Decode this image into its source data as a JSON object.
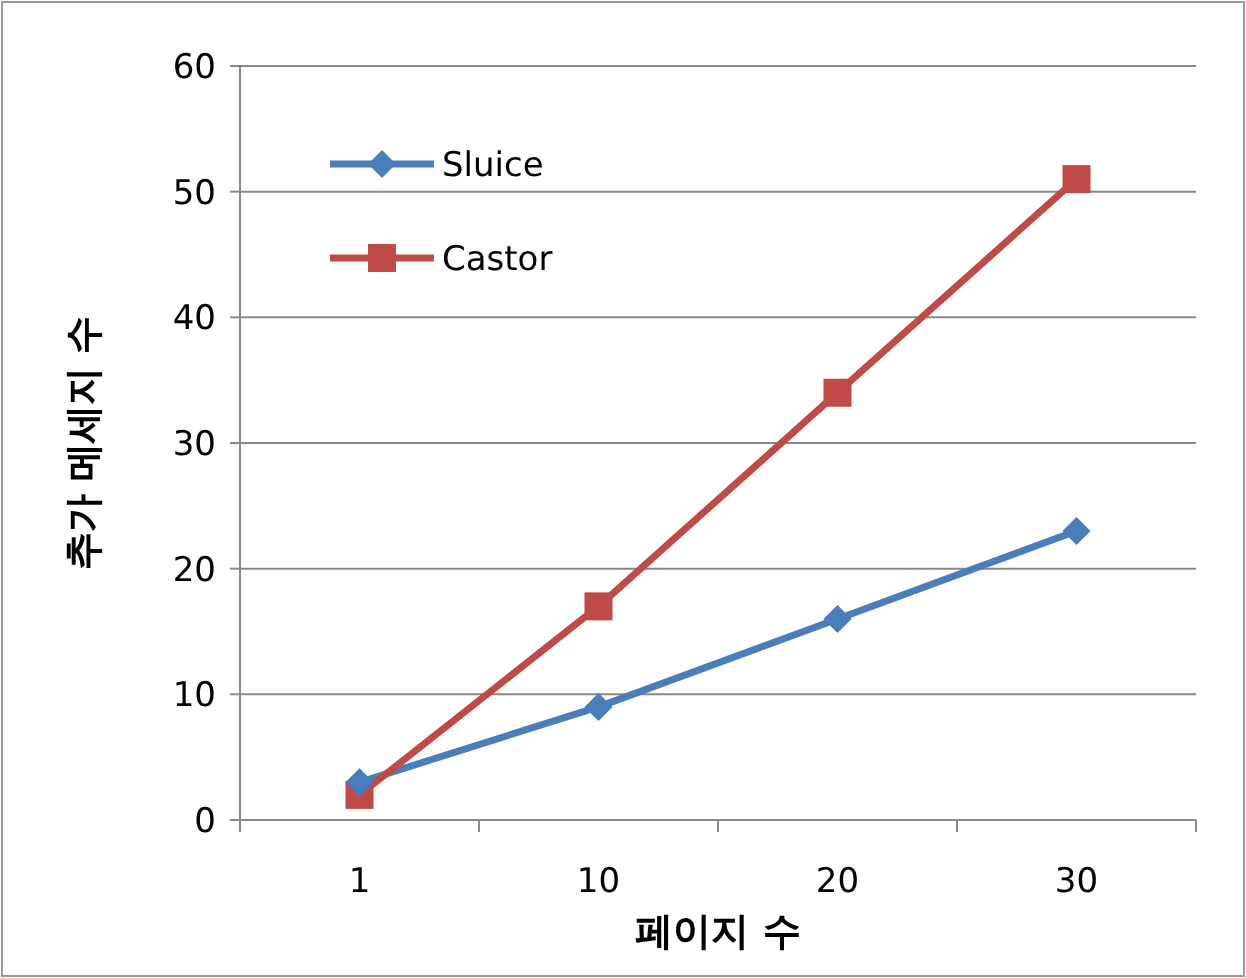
{
  "chart_data": {
    "type": "line",
    "xlabel": "페이지 수",
    "ylabel": "추가 메세지 수",
    "categories": [
      "1",
      "10",
      "20",
      "30"
    ],
    "series": [
      {
        "name": "Sluice",
        "color": "#4a7ebb",
        "marker": "diamond",
        "values": [
          3,
          9,
          16,
          23
        ]
      },
      {
        "name": "Castor",
        "color": "#be4b48",
        "marker": "square",
        "values": [
          2,
          17,
          34,
          51
        ]
      }
    ],
    "ylim": [
      0,
      60
    ],
    "yticks": [
      0,
      10,
      20,
      30,
      40,
      50,
      60
    ],
    "grid": "y",
    "legend": "top left",
    "line_style": "solid"
  }
}
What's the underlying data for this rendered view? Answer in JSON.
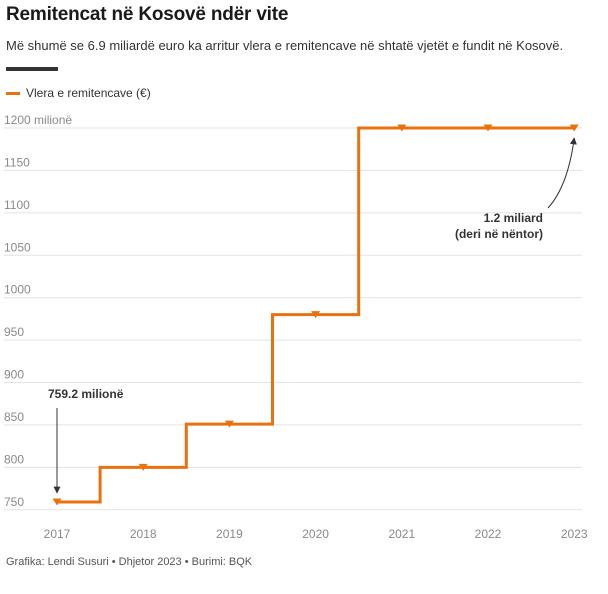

########

### Required task
Copy the records exactly as they appear, excluding images.

### Solution to this exercise
Decode this image into its source data as a JSON object.
{
  "chart_data": {
    "type": "line",
    "xlabel": "페이지 수",
    "ylabel": "추가 메세지 수",
    "categories": [
      "1",
      "10",
      "20",
      "30"
    ],
    "series": [
      {
        "name": "Sluice",
        "color": "#4a7ebb",
        "marker": "diamond",
        "values": [
          3,
          9,
          16,
          23
        ]
      },
      {
        "name": "Castor",
        "color": "#be4b48",
        "marker": "square",
        "values": [
          2,
          17,
          34,
          51
        ]
      }
    ],
    "ylim": [
      0,
      60
    ],
    "yticks": [
      0,
      10,
      20,
      30,
      40,
      50,
      60
    ],
    "grid": "y",
    "legend": "top left",
    "line_style": "solid"
  }
}
What's the underlying data for this rendered view? Answer in JSON.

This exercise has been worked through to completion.